▸ Problem statement
Reproduce each line of the records below verbatim, character for character.

(Stored items)
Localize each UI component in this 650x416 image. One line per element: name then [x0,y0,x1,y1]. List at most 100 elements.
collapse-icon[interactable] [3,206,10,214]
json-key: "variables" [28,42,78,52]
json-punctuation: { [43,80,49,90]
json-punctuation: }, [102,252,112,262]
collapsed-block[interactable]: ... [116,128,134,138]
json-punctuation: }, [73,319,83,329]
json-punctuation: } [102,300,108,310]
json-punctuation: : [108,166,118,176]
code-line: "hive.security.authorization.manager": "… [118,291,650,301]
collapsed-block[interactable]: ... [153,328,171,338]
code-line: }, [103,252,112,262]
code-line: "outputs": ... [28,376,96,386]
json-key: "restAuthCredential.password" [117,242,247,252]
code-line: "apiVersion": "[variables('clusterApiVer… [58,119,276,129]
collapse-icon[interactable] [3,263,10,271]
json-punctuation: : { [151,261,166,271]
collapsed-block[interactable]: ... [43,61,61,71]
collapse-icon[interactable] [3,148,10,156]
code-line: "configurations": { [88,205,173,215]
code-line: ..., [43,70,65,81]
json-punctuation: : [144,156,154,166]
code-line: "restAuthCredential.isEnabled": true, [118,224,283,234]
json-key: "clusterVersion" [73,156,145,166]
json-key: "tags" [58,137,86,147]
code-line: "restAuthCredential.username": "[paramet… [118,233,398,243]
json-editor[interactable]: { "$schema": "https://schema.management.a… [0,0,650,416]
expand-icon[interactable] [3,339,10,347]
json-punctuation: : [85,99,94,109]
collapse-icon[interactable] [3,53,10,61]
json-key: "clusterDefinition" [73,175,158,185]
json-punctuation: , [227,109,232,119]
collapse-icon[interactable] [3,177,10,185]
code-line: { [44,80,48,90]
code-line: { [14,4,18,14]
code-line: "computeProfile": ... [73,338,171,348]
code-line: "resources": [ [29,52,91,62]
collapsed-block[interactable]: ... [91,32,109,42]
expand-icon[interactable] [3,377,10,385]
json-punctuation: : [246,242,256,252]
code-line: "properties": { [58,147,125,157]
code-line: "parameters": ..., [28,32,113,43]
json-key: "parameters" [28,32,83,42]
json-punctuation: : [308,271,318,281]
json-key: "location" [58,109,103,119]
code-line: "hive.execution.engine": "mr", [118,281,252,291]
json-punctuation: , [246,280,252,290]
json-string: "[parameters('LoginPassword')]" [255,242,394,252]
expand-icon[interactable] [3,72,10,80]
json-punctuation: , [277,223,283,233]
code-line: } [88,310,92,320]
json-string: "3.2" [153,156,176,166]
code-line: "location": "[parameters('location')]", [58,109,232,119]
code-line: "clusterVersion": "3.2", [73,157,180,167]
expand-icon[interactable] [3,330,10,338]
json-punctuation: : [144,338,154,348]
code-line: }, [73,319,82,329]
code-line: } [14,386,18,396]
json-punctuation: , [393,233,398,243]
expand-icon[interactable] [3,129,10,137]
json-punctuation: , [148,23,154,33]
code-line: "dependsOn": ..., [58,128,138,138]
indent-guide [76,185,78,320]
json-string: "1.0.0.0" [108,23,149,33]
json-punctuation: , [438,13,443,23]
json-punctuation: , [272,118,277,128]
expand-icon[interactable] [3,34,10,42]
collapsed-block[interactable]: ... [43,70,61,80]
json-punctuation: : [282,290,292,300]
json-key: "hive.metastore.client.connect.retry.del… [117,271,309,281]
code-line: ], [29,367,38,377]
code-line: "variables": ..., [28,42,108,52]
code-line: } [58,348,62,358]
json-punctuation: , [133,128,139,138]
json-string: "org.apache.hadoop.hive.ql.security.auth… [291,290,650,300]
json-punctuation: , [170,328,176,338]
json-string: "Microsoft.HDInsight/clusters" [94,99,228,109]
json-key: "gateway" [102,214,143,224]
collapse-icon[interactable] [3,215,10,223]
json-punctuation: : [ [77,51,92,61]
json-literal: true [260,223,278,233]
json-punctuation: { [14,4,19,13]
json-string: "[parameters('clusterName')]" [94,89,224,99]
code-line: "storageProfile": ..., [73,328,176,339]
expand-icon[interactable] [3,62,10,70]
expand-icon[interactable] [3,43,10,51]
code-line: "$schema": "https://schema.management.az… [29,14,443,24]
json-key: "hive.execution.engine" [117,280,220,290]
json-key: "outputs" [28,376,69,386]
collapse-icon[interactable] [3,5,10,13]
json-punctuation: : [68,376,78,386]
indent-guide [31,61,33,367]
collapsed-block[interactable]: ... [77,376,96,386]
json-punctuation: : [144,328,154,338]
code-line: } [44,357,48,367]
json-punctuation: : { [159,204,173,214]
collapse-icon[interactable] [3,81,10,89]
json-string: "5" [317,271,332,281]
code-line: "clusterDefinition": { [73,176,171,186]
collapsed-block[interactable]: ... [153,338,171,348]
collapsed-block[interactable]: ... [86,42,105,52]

▸ Written answer
Localize each UI component in this 650x416 image. One line per element: name then [x0,y0,x1,y1]. List at most 100 elements.
collapse-icon[interactable] [3,206,10,214]
json-key: "variables" [28,42,78,52]
json-punctuation: { [43,80,49,90]
json-punctuation: }, [102,252,112,262]
collapsed-block[interactable]: ... [116,128,134,138]
json-punctuation: }, [73,319,83,329]
json-punctuation: } [102,300,108,310]
json-punctuation: : [108,166,118,176]
code-line: "hive.security.authorization.manager": "… [118,291,650,301]
collapsed-block[interactable]: ... [153,328,171,338]
code-line: }, [103,252,112,262]
code-line: "outputs": ... [28,376,96,386]
json-key: "restAuthCredential.password" [117,242,247,252]
code-line: "apiVersion": "[variables('clusterApiVer… [58,119,276,129]
collapse-icon[interactable] [3,263,10,271]
json-punctuation: : { [151,261,166,271]
collapsed-block[interactable]: ... [43,61,61,71]
collapse-icon[interactable] [3,148,10,156]
code-line: "configurations": { [88,205,173,215]
code-line: ..., [43,70,65,81]
json-punctuation: : [144,156,154,166]
code-line: "restAuthCredential.isEnabled": true, [118,224,283,234]
json-key: "clusterVersion" [73,156,145,166]
json-key: "tags" [58,137,86,147]
code-line: "restAuthCredential.username": "[paramet… [118,233,398,243]
json-editor[interactable]: { "$schema": "https://schema.management.a… [0,0,650,416]
expand-icon[interactable] [3,339,10,347]
json-punctuation: : [85,99,94,109]
collapse-icon[interactable] [3,53,10,61]
json-key: "clusterDefinition" [73,175,158,185]
json-punctuation: , [227,109,232,119]
collapse-icon[interactable] [3,177,10,185]
code-line: { [44,80,48,90]
code-line: { [14,4,18,14]
code-line: "computeProfile": ... [73,338,171,348]
code-line: "resources": [ [29,52,91,62]
collapsed-block[interactable]: ... [91,32,109,42]
expand-icon[interactable] [3,377,10,385]
json-punctuation: : [246,242,256,252]
code-line: "properties": { [58,147,125,157]
code-line: "parameters": ..., [28,32,113,43]
json-key: "parameters" [28,32,83,42]
json-punctuation: : [308,271,318,281]
json-key: "location" [58,109,103,119]
code-line: "hive.execution.engine": "mr", [118,281,252,291]
json-punctuation: , [246,280,252,290]
json-string: "[parameters('LoginPassword')]" [255,242,394,252]
expand-icon[interactable] [3,72,10,80]
json-punctuation: , [277,223,283,233]
code-line: } [88,310,92,320]
json-string: "3.2" [153,156,176,166]
code-line: "location": "[parameters('location')]", [58,109,232,119]
code-line: "clusterVersion": "3.2", [73,157,180,167]
expand-icon[interactable] [3,330,10,338]
json-punctuation: : [144,338,154,348]
code-line: }, [73,319,82,329]
code-line: } [14,386,18,396]
json-punctuation: , [393,233,398,243]
expand-icon[interactable] [3,129,10,137]
json-punctuation: , [148,23,154,33]
code-line: "dependsOn": ..., [58,128,138,138]
indent-guide [76,185,78,320]
json-string: "1.0.0.0" [108,23,149,33]
json-punctuation: , [438,13,443,23]
json-punctuation: , [272,118,277,128]
expand-icon[interactable] [3,34,10,42]
collapsed-block[interactable]: ... [43,70,61,80]
json-punctuation: : [282,290,292,300]
json-key: "hive.metastore.client.connect.retry.del… [117,271,309,281]
code-line: ], [29,367,38,377]
code-line: "variables": ..., [28,42,108,52]
code-line: } [58,348,62,358]
json-punctuation: , [133,128,139,138]
json-string: "org.apache.hadoop.hive.ql.security.auth… [291,290,650,300]
json-punctuation: , [170,328,176,338]
json-string: "Microsoft.HDInsight/clusters" [94,99,228,109]
json-key: "gateway" [102,214,143,224]
collapse-icon[interactable] [3,215,10,223]
json-punctuation: : [ [77,51,92,61]
json-literal: true [260,223,278,233]
json-punctuation: { [14,4,19,13]
json-string: "[parameters('clusterName')]" [94,89,224,99]
code-line: "storageProfile": ..., [73,328,176,339]
expand-icon[interactable] [3,62,10,70]
expand-icon[interactable] [3,43,10,51]
code-line: "$schema": "https://schema.management.az… [29,14,443,24]
json-key: "hive.execution.engine" [117,280,220,290]
json-key: "outputs" [28,376,69,386]
collapse-icon[interactable] [3,5,10,13]
json-punctuation: : [68,376,78,386]
indent-guide [31,61,33,367]
collapsed-block[interactable]: ... [77,376,96,386]
json-punctuation: : [144,328,154,338]
code-line: } [44,357,48,367]
json-punctuation: : { [159,204,173,214]
collapse-icon[interactable] [3,81,10,89]
json-string: "5" [317,271,332,281]
code-line: "clusterDefinition": { [73,176,171,186]
collapsed-block[interactable]: ... [153,338,171,348]
collapsed-block[interactable]: ... [86,42,105,52]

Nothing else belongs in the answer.